Task prompt:
Output the full listing below exactly as it reads, and skip anything that is a picture.

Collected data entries
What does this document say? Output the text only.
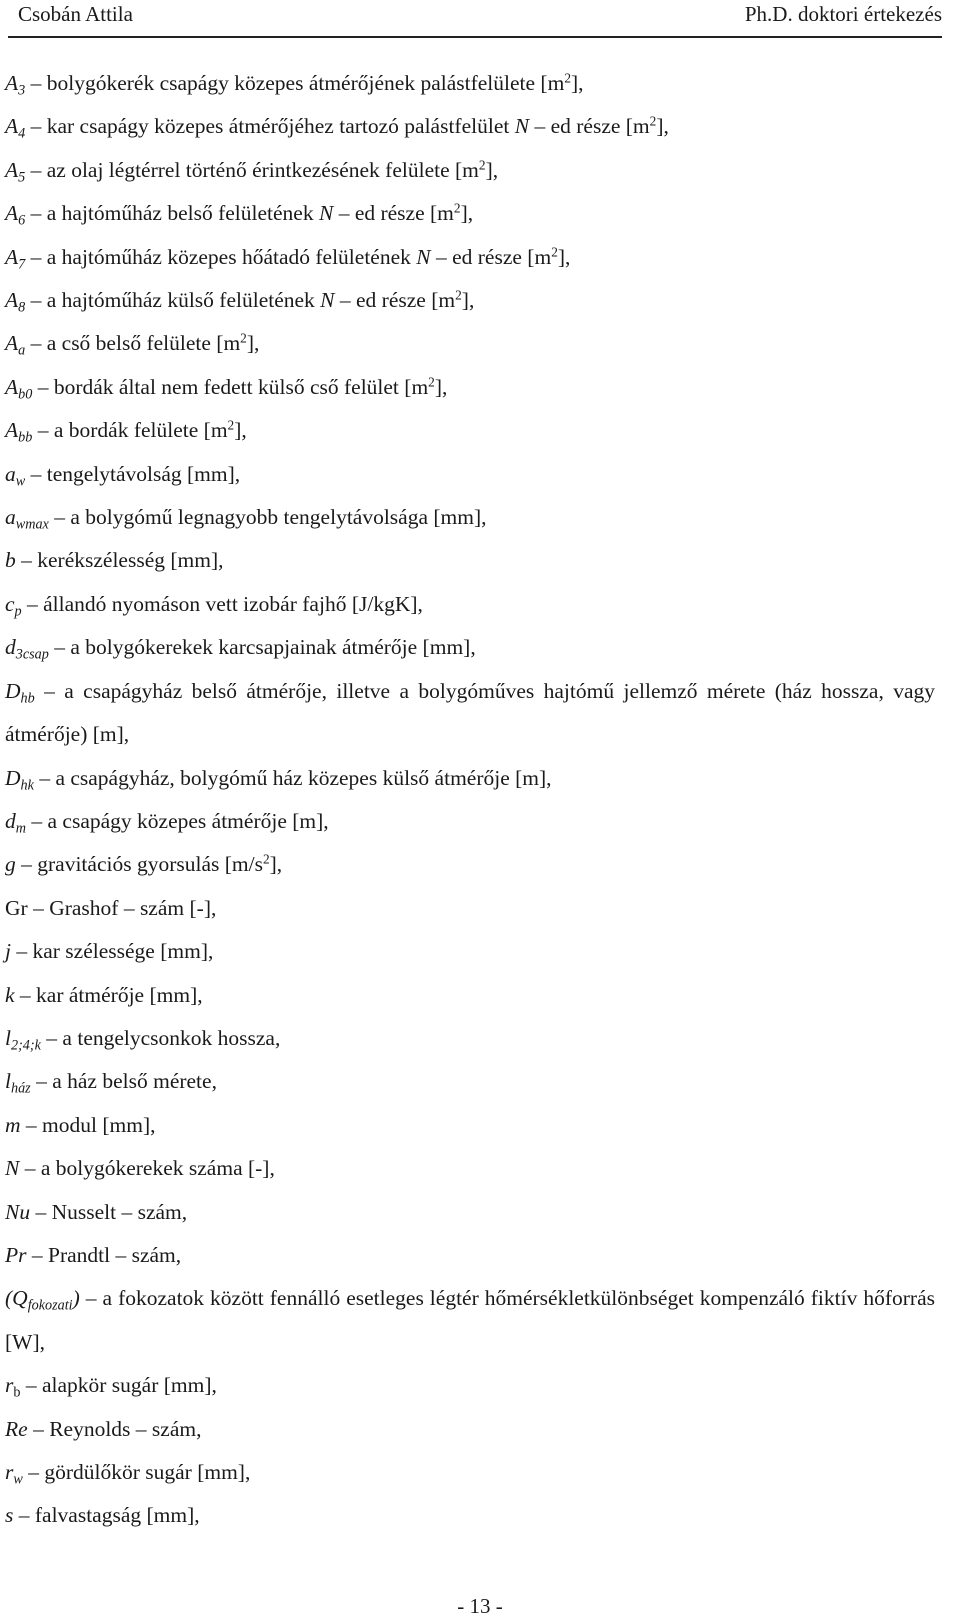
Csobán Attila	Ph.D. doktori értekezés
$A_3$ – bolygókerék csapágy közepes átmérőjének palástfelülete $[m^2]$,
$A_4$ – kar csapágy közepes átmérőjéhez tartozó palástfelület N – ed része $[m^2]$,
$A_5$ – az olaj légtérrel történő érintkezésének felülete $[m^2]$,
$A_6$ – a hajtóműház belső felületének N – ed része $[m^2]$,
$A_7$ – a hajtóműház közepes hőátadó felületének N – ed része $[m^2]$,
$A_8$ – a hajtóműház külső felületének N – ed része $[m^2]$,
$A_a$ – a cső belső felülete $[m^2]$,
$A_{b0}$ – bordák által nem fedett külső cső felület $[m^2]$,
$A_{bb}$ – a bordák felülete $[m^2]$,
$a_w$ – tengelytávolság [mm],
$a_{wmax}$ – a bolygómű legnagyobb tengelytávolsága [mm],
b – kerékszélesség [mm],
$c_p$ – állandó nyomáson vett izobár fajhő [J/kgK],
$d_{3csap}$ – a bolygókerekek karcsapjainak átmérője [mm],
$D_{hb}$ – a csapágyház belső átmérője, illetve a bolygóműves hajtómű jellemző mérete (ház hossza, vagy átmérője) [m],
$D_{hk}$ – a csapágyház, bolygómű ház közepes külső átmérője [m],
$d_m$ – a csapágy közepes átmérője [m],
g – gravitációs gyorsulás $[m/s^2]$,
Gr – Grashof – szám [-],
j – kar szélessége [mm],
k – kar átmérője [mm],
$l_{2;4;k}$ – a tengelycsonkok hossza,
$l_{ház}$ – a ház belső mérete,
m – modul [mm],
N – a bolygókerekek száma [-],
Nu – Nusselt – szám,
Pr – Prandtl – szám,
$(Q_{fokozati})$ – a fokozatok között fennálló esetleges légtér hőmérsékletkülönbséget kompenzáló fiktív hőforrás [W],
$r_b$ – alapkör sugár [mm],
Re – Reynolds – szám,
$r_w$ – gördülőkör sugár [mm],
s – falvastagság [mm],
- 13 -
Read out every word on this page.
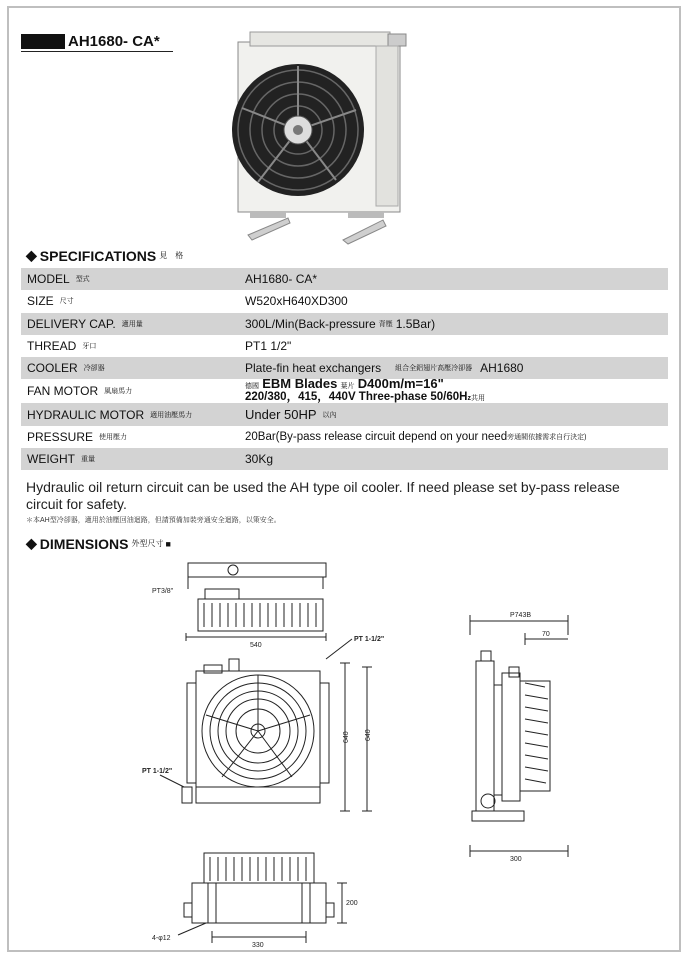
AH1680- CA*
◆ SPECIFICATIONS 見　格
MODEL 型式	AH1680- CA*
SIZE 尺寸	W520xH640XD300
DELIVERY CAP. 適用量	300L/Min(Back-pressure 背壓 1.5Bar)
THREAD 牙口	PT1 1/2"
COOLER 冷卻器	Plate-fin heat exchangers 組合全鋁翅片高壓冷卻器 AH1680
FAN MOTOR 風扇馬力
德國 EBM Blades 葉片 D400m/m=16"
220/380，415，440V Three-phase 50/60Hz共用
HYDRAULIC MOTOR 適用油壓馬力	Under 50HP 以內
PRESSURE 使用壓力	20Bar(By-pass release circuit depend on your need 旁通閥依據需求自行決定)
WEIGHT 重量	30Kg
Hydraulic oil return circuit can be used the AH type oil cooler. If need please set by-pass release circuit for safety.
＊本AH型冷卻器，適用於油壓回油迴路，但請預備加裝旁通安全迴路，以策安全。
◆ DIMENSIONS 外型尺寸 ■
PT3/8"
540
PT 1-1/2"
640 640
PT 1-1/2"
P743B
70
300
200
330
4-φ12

Written answer:
What does this document say? Output the text only.
Csobán Attila	Ph.D. doktori értekezés
$A_3$ – bolygókerék csapágy közepes átmérőjének palástfelülete $[m^2]$,
$A_4$ – kar csapágy közepes átmérőjéhez tartozó palástfelület N – ed része $[m^2]$,
$A_5$ – az olaj légtérrel történő érintkezésének felülete $[m^2]$,
$A_6$ – a hajtóműház belső felületének N – ed része $[m^2]$,
$A_7$ – a hajtóműház közepes hőátadó felületének N – ed része $[m^2]$,
$A_8$ – a hajtóműház külső felületének N – ed része $[m^2]$,
$A_a$ – a cső belső felülete $[m^2]$,
$A_{b0}$ – bordák által nem fedett külső cső felület $[m^2]$,
$A_{bb}$ – a bordák felülete $[m^2]$,
$a_w$ – tengelytávolság [mm],
$a_{wmax}$ – a bolygómű legnagyobb tengelytávolsága [mm],
b – kerékszélesség [mm],
$c_p$ – állandó nyomáson vett izobár fajhő [J/kgK],
$d_{3csap}$ – a bolygókerekek karcsapjainak átmérője [mm],
$D_{hb}$ – a csapágyház belső átmérője, illetve a bolygóműves hajtómű jellemző mérete (ház hossza, vagy átmérője) [m],
$D_{hk}$ – a csapágyház, bolygómű ház közepes külső átmérője [m],
$d_m$ – a csapágy közepes átmérője [m],
g – gravitációs gyorsulás $[m/s^2]$,
Gr – Grashof – szám [-],
j – kar szélessége [mm],
k – kar átmérője [mm],
$l_{2;4;k}$ – a tengelycsonkok hossza,
$l_{ház}$ – a ház belső mérete,
m – modul [mm],
N – a bolygókerekek száma [-],
Nu – Nusselt – szám,
Pr – Prandtl – szám,
$(Q_{fokozati})$ – a fokozatok között fennálló esetleges légtér hőmérsékletkülönbséget kompenzáló fiktív hőforrás [W],
$r_b$ – alapkör sugár [mm],
Re – Reynolds – szám,
$r_w$ – gördülőkör sugár [mm],
s – falvastagság [mm],
- 13 -
Read out every word on this page.
AH1680- CA*
◆ SPECIFICATIONS 見　格
MODEL 型式	AH1680- CA*
SIZE 尺寸	W520xH640XD300
DELIVERY CAP. 適用量	300L/Min(Back-pressure 背壓 1.5Bar)
THREAD 牙口	PT1 1/2"
COOLER 冷卻器	Plate-fin heat exchangers 組合全鋁翅片高壓冷卻器 AH1680
FAN MOTOR 風扇馬力
德國 EBM Blades 葉片 D400m/m=16"
220/380，415，440V Three-phase 50/60Hz共用
HYDRAULIC MOTOR 適用油壓馬力	Under 50HP 以內
PRESSURE 使用壓力	20Bar(By-pass release circuit depend on your need 旁通閥依據需求自行決定)
WEIGHT 重量	30Kg
Hydraulic oil return circuit can be used the AH type oil cooler. If need please set by-pass release circuit for safety.
＊本AH型冷卻器，適用於油壓回油迴路，但請預備加裝旁通安全迴路，以策安全。
◆ DIMENSIONS 外型尺寸 ■
PT3/8"
540
PT 1-1/2"
640 640
PT 1-1/2"
P743B
70
300
200
330
4-φ12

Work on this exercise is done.